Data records
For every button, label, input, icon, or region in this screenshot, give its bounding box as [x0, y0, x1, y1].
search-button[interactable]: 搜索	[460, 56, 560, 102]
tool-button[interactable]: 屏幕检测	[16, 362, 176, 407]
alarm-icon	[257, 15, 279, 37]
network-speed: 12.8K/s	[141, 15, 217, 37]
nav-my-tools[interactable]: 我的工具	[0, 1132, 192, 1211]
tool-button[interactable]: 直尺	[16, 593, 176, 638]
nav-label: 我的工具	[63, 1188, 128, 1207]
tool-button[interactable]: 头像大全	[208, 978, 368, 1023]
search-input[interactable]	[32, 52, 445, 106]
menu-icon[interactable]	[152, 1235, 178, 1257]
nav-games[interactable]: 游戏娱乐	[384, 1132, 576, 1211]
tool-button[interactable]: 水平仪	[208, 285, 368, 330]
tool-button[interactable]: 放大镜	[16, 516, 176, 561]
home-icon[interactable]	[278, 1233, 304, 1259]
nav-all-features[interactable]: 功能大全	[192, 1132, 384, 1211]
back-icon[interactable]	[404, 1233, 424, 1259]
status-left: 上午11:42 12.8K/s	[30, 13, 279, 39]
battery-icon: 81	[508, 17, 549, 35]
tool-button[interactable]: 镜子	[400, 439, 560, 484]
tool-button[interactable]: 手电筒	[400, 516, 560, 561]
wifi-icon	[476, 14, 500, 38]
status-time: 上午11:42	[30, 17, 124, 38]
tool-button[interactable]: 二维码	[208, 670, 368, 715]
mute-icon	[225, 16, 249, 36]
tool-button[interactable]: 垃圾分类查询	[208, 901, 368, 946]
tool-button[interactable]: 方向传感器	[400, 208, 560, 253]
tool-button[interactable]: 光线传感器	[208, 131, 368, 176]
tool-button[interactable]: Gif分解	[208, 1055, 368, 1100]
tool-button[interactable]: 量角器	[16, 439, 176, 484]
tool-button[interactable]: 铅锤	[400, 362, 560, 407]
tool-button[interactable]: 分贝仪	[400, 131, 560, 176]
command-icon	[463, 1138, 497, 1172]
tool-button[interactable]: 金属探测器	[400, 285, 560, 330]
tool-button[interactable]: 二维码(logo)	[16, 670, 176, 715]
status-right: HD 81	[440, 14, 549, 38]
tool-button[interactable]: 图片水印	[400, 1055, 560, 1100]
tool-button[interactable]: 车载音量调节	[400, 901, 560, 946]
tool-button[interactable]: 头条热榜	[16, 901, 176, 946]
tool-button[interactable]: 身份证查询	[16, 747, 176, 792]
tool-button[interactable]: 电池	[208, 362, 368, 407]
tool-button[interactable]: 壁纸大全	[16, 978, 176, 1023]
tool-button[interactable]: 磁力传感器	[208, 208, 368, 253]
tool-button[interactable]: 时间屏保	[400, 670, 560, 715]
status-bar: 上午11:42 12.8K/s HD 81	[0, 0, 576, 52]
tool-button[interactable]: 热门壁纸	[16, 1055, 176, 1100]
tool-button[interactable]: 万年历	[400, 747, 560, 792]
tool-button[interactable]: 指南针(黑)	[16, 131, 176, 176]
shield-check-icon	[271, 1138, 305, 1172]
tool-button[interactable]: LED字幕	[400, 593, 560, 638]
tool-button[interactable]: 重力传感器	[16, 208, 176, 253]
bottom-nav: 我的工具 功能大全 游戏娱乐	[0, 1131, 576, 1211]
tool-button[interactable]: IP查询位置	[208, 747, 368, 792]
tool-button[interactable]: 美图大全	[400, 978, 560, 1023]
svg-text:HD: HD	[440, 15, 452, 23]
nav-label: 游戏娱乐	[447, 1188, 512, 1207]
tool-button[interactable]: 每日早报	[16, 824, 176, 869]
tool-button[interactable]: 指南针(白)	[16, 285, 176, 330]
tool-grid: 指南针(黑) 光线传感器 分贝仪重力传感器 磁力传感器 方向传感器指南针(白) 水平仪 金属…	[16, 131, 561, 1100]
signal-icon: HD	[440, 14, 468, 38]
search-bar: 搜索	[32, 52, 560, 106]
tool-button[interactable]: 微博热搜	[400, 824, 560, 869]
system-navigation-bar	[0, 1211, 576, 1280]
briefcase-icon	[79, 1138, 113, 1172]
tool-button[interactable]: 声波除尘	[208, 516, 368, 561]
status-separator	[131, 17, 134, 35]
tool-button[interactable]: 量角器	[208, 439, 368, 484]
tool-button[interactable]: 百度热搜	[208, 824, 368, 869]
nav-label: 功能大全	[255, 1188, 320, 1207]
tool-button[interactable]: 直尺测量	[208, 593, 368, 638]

Stated problem → Which lines in the entries above contain the string "status"? Collect each of them.

Final result →
status-left: 上午11:42 12.8K/s	[30, 13, 279, 39]
status-time: 上午11:42	[30, 17, 124, 38]
status-right: HD 81	[440, 14, 549, 38]
status-bar: 上午11:42 12.8K/s HD 81	[0, 0, 576, 52]
status-separator	[131, 17, 134, 35]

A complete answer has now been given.